BEGIN Supplied material

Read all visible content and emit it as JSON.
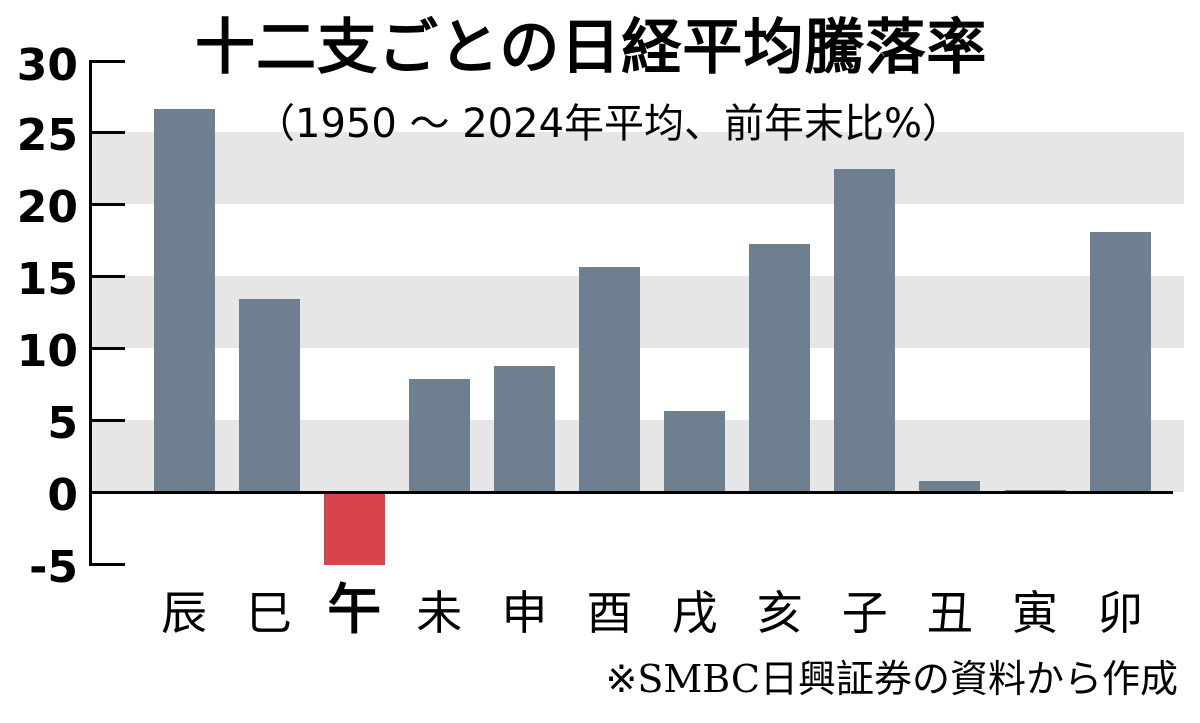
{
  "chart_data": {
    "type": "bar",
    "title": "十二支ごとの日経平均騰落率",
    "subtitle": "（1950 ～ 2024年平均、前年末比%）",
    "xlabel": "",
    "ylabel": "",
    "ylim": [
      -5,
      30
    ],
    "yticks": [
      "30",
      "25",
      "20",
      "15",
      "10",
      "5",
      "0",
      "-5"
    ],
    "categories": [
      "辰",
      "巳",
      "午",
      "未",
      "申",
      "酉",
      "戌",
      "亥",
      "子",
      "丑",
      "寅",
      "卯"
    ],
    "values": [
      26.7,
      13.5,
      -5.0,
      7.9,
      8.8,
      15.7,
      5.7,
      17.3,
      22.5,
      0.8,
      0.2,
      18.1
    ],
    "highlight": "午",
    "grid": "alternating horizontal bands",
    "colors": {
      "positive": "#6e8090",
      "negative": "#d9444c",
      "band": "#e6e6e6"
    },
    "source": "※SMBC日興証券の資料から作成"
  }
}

END Supplied material
BEGIN Supplied material

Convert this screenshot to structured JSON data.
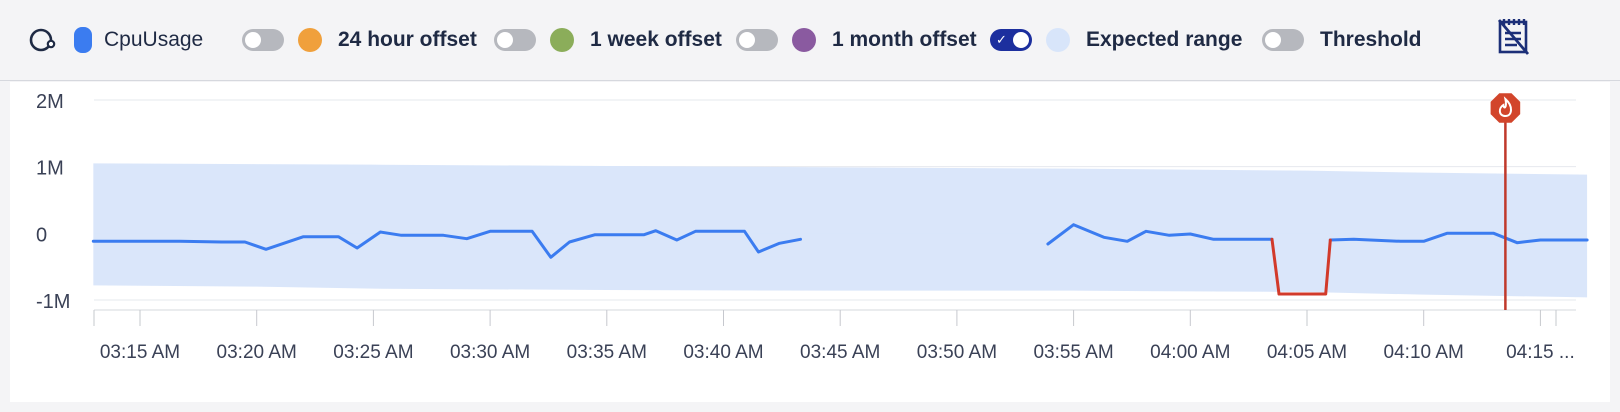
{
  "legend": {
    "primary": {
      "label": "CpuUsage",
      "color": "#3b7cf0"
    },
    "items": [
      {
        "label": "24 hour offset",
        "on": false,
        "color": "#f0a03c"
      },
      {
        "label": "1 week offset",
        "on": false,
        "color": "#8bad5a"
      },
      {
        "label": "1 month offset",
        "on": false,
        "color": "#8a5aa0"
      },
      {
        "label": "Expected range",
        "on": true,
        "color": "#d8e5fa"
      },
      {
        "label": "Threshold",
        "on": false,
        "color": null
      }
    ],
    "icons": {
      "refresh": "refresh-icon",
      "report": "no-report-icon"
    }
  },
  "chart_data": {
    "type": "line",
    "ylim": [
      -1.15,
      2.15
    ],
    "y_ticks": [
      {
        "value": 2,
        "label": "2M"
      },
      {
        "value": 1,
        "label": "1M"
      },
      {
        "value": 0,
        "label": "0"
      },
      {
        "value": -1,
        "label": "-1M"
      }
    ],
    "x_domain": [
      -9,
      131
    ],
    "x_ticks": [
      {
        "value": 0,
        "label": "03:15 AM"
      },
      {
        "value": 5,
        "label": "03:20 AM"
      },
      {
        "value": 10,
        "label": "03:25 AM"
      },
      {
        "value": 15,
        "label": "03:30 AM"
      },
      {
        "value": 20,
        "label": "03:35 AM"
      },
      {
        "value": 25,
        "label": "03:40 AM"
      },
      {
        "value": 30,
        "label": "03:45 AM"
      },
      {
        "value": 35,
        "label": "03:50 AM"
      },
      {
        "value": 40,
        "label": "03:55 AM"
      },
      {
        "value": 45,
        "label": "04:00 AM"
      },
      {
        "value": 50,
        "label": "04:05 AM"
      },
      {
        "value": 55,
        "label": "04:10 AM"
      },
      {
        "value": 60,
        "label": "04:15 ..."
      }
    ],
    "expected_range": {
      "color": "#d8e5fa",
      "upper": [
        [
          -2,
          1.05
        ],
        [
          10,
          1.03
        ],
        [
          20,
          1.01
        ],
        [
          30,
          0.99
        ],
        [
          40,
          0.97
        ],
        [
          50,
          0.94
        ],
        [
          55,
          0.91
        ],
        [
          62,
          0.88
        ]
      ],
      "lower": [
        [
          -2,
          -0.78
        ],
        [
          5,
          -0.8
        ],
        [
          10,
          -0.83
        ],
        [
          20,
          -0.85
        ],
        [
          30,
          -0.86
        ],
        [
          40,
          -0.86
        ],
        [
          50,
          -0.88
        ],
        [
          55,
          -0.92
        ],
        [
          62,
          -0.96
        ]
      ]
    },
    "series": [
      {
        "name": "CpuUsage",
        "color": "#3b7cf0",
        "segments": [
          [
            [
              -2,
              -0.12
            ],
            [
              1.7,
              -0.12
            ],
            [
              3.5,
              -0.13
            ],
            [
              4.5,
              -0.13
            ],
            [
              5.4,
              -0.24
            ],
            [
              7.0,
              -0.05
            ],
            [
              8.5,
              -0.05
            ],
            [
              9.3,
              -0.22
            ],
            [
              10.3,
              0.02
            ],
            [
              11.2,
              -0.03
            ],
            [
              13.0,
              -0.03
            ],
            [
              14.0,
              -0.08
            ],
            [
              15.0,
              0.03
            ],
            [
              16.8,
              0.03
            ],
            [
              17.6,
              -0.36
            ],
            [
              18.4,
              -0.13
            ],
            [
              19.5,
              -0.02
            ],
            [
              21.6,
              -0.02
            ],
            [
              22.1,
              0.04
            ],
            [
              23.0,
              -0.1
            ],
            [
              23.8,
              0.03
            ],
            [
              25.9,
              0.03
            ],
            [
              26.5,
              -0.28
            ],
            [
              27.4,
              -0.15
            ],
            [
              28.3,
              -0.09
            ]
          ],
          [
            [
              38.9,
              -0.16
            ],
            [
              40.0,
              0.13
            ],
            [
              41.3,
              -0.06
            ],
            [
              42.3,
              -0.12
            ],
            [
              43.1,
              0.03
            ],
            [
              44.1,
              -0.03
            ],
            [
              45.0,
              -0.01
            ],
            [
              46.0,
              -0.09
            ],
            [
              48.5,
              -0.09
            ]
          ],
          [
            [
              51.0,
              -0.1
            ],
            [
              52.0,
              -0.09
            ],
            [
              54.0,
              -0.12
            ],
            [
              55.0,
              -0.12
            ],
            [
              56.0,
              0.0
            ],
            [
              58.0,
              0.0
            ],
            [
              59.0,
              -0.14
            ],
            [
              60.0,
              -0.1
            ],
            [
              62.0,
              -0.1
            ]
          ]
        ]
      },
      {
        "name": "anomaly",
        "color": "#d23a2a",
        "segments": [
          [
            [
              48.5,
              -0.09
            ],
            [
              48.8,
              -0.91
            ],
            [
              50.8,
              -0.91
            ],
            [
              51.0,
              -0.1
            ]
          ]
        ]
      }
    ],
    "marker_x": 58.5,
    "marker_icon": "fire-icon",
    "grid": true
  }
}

END Supplied material

> [What to work on]: Check each line of the records for the word "offset", and show the lines that contain it.

> [The answer]:
        "label": "24 hour offset",
        "label": "1 week offset",
        "label": "1 month offset",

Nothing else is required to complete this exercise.